## WORK INSTRUCTIONS
Transcribe the listing that follows in full, omitting pictures.

***** DATA LINES *****

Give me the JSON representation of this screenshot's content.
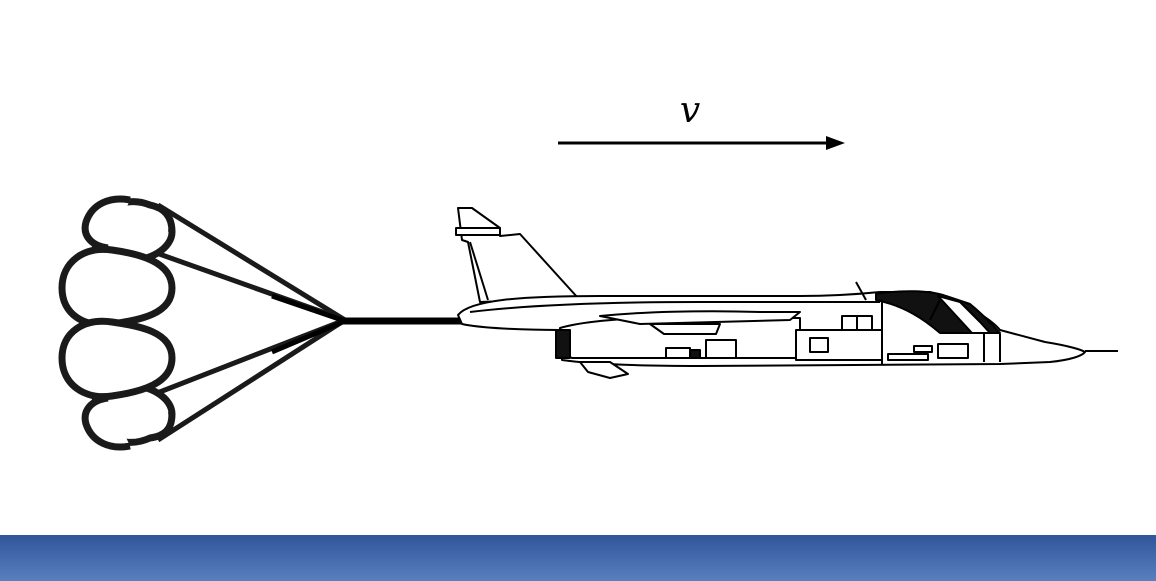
{
  "velocity_label": "v",
  "colors": {
    "line": "#000000",
    "background": "#ffffff",
    "footer_top": "#30569a",
    "footer_bottom": "#5a7fbf"
  },
  "icons": {
    "parachute": "parachute-icon",
    "jet": "jet-aircraft-icon",
    "arrow": "velocity-arrow"
  }
}
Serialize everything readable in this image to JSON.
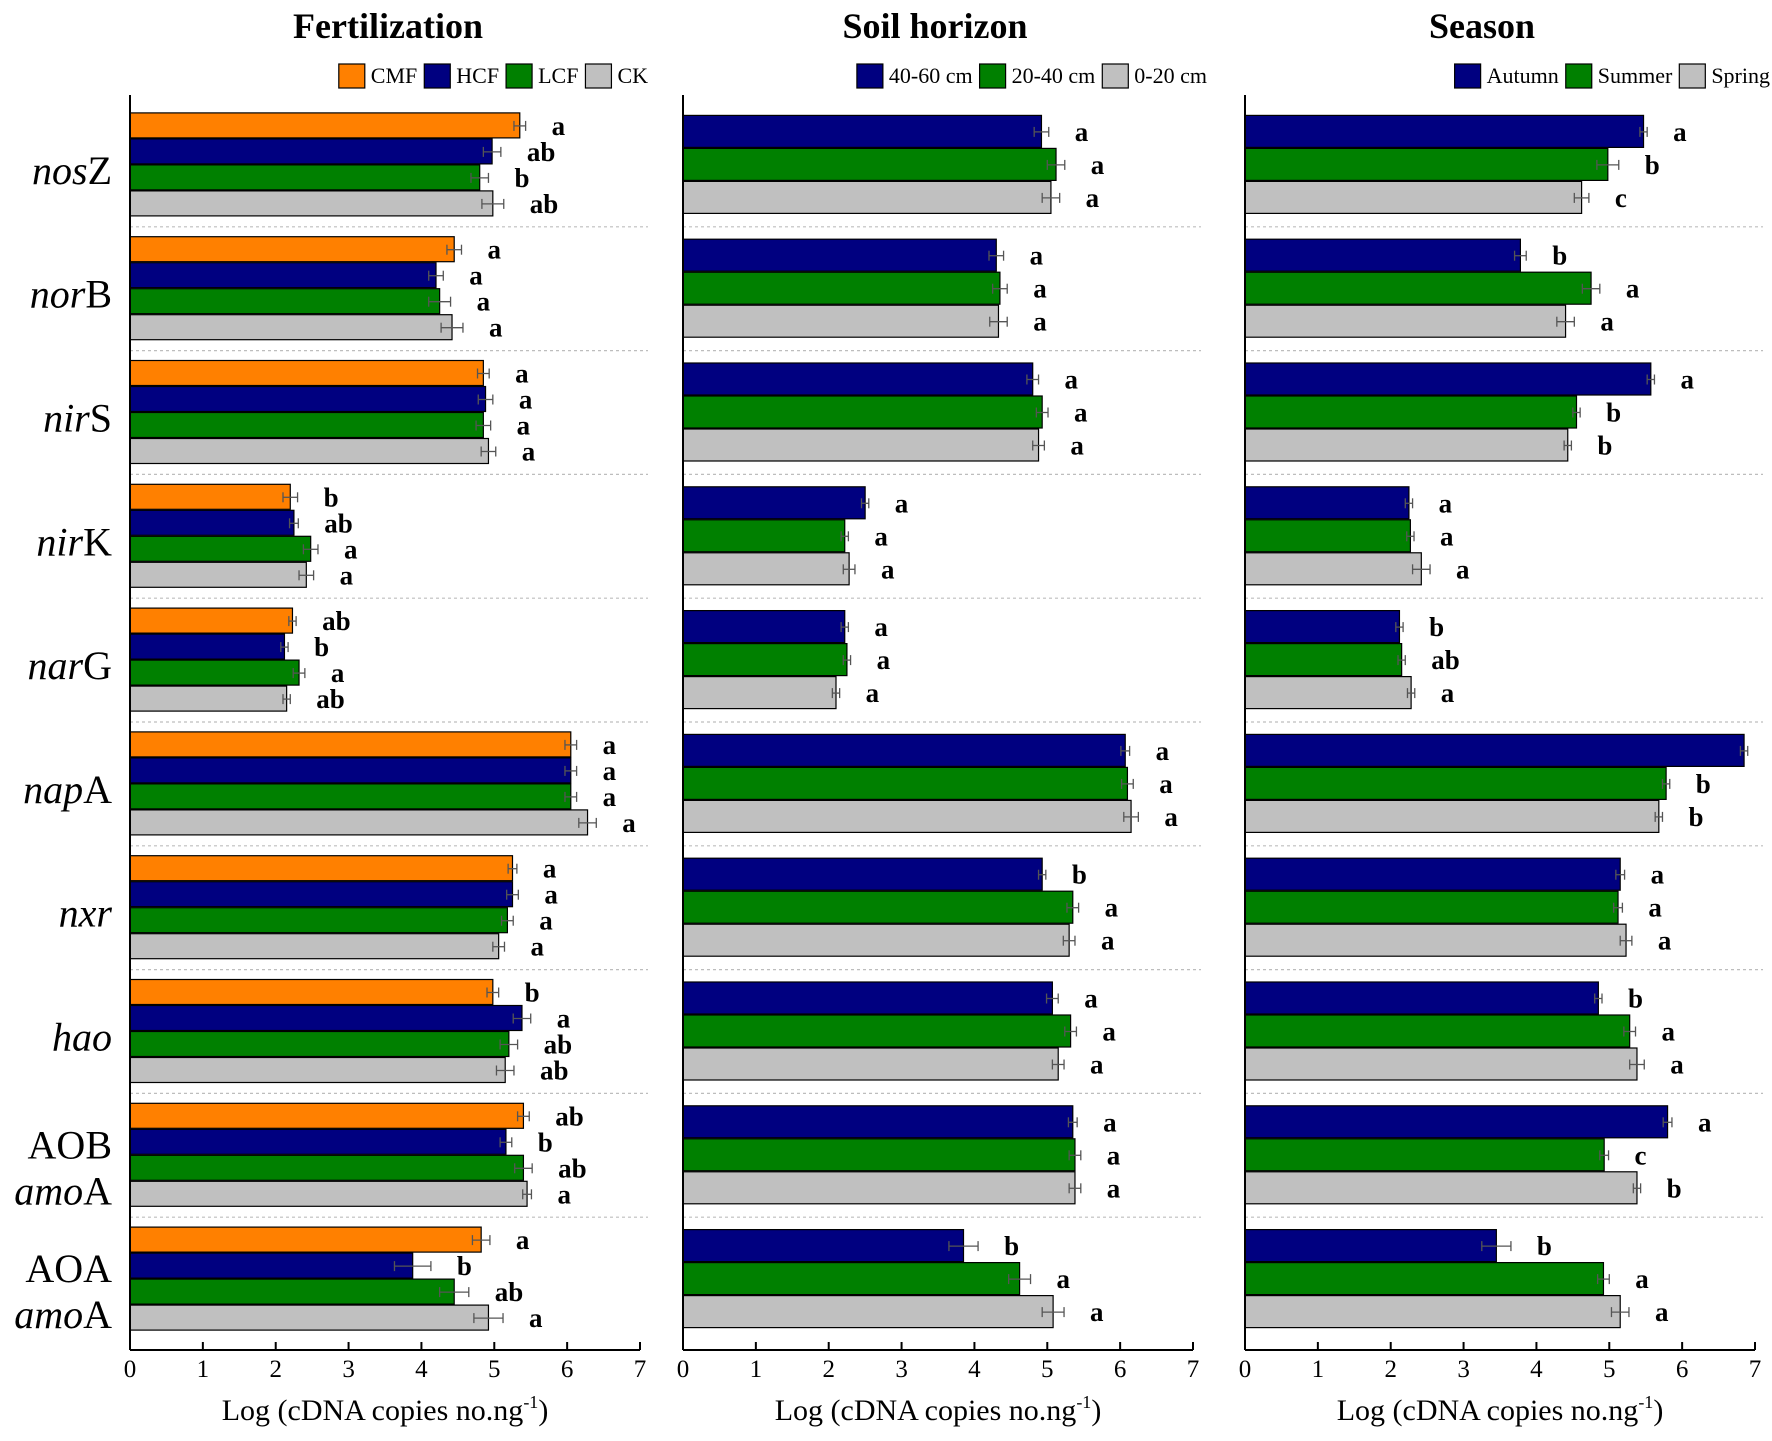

*****

## COMPLETED TASK
Give me the JSON representation of this screenshot's content.
{
  "velocity_label": "v",
  "colors": {
    "line": "#000000",
    "background": "#ffffff",
    "footer_top": "#30569a",
    "footer_bottom": "#5a7fbf"
  },
  "icons": {
    "parachute": "parachute-icon",
    "jet": "jet-aircraft-icon",
    "arrow": "velocity-arrow"
  }
}
Serialize everything readable in this image to JSON.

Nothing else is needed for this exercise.